* WHAT YOU HAVE TO DO *
Lines that hold the word "покрытий" should be located and copied.

* SUPPLIED INFORMATION *

════════════════════

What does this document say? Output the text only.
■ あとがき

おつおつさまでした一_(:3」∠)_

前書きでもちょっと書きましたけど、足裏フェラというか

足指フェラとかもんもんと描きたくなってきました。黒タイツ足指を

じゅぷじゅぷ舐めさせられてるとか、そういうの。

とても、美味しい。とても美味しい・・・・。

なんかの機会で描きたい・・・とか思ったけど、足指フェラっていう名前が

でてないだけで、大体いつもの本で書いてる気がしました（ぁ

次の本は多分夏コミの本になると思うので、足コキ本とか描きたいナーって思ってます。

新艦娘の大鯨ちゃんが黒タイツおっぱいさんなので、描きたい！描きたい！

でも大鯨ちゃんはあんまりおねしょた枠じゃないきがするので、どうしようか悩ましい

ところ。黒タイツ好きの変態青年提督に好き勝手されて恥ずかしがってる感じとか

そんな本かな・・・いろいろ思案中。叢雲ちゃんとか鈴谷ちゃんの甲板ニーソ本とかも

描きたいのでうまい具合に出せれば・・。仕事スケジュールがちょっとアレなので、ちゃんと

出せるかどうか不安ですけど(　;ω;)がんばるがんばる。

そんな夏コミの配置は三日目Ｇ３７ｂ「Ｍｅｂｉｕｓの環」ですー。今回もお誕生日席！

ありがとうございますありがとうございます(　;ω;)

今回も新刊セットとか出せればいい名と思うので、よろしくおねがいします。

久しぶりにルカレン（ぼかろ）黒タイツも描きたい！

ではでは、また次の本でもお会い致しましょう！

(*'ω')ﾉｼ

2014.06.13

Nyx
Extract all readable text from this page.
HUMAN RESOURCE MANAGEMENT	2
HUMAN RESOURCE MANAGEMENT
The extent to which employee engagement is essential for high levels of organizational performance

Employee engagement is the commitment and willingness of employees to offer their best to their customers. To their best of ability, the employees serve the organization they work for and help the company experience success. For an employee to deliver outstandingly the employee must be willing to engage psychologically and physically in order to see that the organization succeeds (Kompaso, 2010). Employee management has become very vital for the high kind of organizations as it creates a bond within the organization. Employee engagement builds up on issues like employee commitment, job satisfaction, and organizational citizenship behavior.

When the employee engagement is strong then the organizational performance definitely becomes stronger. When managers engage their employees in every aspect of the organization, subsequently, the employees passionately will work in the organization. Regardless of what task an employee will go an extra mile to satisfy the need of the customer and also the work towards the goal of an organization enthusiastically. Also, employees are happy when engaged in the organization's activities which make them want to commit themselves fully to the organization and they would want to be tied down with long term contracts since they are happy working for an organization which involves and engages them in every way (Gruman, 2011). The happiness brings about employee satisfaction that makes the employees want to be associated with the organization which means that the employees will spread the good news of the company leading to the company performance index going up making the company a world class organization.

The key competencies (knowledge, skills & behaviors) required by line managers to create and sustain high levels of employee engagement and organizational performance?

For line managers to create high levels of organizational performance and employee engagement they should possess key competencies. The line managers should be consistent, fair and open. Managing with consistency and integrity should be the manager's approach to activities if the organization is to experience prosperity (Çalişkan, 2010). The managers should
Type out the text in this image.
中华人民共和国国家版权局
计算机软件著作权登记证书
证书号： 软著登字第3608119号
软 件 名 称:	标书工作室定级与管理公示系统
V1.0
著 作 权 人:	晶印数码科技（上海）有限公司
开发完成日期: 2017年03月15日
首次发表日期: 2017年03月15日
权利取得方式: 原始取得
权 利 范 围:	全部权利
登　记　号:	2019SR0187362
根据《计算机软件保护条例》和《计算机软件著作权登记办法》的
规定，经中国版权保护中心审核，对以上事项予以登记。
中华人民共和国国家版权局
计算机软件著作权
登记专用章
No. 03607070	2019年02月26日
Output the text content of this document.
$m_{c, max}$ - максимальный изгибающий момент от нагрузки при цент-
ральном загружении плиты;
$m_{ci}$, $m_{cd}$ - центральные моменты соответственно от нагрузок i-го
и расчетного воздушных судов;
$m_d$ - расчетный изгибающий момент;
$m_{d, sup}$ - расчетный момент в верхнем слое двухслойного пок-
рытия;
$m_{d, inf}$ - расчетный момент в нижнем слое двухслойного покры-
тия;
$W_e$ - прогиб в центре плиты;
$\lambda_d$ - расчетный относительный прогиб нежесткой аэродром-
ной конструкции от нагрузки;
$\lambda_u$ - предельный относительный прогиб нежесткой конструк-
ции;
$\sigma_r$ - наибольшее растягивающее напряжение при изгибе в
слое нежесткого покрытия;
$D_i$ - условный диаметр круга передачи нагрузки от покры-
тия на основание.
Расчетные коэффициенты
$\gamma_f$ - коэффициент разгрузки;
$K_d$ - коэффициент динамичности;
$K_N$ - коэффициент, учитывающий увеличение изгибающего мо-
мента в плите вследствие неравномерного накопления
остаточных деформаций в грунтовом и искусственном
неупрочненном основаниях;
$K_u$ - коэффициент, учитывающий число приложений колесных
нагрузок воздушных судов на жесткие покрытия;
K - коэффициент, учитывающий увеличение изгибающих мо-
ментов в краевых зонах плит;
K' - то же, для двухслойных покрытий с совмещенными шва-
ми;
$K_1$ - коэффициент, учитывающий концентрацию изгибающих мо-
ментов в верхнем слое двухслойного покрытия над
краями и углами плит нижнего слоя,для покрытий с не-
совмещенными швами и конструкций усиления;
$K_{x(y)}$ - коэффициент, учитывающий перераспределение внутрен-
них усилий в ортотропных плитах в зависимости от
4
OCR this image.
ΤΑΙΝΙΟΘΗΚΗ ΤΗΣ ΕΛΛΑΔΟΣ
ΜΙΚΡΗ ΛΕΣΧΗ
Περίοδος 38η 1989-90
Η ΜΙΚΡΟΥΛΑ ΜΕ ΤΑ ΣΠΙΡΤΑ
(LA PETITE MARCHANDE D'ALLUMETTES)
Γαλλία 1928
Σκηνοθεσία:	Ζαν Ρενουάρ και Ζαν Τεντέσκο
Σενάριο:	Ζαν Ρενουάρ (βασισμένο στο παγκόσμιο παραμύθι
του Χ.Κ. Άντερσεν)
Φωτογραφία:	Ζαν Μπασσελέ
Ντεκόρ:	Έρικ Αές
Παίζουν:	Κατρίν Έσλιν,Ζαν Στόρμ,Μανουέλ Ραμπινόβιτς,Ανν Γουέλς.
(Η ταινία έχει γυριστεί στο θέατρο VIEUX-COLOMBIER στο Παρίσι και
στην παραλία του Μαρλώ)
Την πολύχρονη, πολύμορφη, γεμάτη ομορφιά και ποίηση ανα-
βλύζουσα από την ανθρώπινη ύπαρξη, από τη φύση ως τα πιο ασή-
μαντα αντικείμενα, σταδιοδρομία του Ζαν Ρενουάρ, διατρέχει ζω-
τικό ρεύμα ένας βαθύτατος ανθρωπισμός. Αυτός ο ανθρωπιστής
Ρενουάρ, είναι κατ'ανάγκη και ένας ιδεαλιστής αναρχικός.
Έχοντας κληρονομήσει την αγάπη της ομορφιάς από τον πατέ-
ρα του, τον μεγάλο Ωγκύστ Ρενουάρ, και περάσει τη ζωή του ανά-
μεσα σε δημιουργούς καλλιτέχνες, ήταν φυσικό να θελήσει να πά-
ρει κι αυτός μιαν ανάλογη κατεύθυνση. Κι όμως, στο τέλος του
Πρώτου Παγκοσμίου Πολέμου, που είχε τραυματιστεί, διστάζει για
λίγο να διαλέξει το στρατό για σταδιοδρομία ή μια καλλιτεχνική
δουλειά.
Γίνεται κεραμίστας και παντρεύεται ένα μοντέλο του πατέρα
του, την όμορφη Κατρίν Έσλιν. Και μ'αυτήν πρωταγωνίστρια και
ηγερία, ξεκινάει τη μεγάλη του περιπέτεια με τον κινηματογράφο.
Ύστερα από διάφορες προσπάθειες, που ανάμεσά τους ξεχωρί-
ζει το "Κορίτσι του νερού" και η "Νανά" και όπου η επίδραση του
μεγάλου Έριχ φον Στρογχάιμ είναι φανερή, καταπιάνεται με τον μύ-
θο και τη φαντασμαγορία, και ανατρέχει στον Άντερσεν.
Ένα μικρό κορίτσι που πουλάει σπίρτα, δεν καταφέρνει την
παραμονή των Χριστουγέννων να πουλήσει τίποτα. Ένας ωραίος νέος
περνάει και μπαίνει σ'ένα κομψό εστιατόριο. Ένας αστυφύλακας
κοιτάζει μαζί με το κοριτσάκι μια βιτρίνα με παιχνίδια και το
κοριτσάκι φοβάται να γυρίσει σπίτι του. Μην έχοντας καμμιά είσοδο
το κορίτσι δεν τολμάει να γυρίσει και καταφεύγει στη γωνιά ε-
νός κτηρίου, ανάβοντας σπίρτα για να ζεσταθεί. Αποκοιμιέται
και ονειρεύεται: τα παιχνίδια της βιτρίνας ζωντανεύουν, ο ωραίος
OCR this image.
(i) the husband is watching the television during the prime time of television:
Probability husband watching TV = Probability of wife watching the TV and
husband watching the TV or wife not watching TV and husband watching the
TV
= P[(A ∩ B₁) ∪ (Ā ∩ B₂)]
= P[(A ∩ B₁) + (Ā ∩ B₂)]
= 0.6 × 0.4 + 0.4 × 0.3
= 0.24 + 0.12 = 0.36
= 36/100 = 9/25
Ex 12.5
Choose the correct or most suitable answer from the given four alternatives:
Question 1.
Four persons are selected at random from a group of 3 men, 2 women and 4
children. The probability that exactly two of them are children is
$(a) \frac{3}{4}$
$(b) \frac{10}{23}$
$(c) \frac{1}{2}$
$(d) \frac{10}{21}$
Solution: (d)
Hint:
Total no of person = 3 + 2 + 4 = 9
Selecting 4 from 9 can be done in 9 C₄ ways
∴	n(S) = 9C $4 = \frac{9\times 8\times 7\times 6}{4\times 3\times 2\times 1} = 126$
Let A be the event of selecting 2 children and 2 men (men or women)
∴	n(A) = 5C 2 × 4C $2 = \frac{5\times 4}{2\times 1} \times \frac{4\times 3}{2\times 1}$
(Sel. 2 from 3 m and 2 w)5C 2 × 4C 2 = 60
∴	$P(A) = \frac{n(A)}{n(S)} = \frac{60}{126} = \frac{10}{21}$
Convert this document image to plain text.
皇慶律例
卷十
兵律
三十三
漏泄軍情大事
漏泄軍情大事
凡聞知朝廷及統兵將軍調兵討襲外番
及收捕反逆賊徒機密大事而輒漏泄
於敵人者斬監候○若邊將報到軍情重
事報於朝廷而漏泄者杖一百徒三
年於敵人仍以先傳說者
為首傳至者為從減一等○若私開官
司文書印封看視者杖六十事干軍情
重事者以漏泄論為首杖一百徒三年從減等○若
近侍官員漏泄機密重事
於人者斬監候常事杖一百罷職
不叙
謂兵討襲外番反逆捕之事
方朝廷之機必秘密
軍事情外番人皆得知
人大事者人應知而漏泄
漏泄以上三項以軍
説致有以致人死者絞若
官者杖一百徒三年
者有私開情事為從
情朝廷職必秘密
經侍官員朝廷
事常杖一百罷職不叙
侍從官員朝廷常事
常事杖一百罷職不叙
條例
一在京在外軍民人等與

════════════════════

* ANSWER TO THIS EXERCISE *
K' - то же, для двухслойных покрытий с совмещенными шва-
краями и углами плит нижнего слоя,для покрытий с не-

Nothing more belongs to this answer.